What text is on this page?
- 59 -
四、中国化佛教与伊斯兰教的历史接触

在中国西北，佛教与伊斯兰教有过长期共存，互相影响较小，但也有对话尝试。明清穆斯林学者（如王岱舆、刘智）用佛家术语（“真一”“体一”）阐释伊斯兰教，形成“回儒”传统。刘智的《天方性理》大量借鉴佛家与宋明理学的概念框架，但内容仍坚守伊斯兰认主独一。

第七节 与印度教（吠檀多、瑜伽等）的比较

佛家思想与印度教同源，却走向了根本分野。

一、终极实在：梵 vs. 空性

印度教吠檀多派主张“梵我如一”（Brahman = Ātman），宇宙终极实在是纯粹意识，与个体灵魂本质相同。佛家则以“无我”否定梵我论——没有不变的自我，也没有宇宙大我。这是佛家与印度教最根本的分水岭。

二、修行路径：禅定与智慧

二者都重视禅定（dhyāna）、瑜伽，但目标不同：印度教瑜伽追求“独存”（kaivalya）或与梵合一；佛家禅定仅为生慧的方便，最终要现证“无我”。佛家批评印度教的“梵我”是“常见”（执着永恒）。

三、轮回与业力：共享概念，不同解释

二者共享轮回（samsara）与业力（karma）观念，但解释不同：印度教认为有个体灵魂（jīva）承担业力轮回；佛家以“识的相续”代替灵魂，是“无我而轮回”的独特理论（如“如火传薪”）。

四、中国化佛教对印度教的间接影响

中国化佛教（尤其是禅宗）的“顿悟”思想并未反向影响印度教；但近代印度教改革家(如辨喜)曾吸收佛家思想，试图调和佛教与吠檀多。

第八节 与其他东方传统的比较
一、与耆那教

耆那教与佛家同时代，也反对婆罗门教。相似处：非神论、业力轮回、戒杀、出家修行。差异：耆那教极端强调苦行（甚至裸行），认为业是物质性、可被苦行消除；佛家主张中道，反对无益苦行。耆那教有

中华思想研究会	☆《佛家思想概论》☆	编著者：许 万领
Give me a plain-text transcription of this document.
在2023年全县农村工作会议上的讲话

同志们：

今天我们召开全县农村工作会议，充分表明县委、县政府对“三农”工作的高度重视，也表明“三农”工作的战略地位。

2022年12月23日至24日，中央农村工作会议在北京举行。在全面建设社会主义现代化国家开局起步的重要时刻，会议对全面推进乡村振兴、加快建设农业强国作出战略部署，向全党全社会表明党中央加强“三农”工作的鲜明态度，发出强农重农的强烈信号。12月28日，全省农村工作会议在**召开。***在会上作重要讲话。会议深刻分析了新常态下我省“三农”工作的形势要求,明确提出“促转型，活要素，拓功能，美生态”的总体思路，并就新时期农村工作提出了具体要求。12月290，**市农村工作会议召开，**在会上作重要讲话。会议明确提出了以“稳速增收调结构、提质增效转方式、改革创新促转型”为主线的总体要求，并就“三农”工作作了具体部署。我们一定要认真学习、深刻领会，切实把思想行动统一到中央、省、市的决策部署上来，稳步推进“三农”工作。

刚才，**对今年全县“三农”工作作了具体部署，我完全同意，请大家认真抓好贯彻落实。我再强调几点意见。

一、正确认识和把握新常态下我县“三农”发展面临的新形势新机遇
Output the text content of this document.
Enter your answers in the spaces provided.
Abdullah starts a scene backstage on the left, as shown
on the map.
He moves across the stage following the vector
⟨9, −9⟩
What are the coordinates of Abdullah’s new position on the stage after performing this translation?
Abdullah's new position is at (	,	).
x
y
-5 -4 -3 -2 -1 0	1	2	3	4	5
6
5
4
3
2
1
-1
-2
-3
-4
##############################
§ **What you have to do**: Quote exactly the line containing "Output the text content of this document." and every later line through the end of the listing, and no other lines.

§ **Problem solution**:
Output the text content of this document.
Enter your answers in the spaces provided.
Abdullah starts a scene backstage on the left, as shown
on the map.
He moves across the stage following the vector
⟨9, −9⟩
What are the coordinates of Abdullah’s new position on the stage after performing this translation?
Abdullah's new position is at (	,	).
x
y
-5 -4 -3 -2 -1 0	1	2	3	4	5
6
5
4
3
2
1
-1
-2
-3
-4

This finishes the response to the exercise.